Description of the task = Where a line below holds the string "with", copy that line.

--------

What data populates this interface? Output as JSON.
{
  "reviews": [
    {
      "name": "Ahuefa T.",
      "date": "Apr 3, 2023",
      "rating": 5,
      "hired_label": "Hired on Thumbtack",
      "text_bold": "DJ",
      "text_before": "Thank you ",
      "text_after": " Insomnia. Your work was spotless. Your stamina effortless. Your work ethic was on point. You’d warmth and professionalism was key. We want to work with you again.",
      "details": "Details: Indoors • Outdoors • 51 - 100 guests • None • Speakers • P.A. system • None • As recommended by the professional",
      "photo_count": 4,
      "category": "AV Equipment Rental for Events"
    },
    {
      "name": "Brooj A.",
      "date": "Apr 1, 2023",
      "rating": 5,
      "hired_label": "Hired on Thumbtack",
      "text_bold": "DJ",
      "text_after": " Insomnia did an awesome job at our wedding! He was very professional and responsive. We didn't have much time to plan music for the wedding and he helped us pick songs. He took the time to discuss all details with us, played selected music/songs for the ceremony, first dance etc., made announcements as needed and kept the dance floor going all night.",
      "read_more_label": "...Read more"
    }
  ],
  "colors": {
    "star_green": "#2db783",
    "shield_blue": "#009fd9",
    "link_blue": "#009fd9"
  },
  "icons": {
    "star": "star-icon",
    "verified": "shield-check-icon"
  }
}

--------

Solution to the exercise =
      "text_after": " Insomnia. Your work was spotless. Your stamina effortless. Your work ethic was on point. You’d warmth and professionalism was key. We want to work with you again.",
      "text_after": " Insomnia did an awesome job at our wedding! He was very professional and responsive. We didn't have much time to plan music for the wedding and he helped us pick songs. He took the time to discuss all details with us, played selected music/songs for the ceremony, first dance etc., made announcements as needed and kept the dance floor going all night.",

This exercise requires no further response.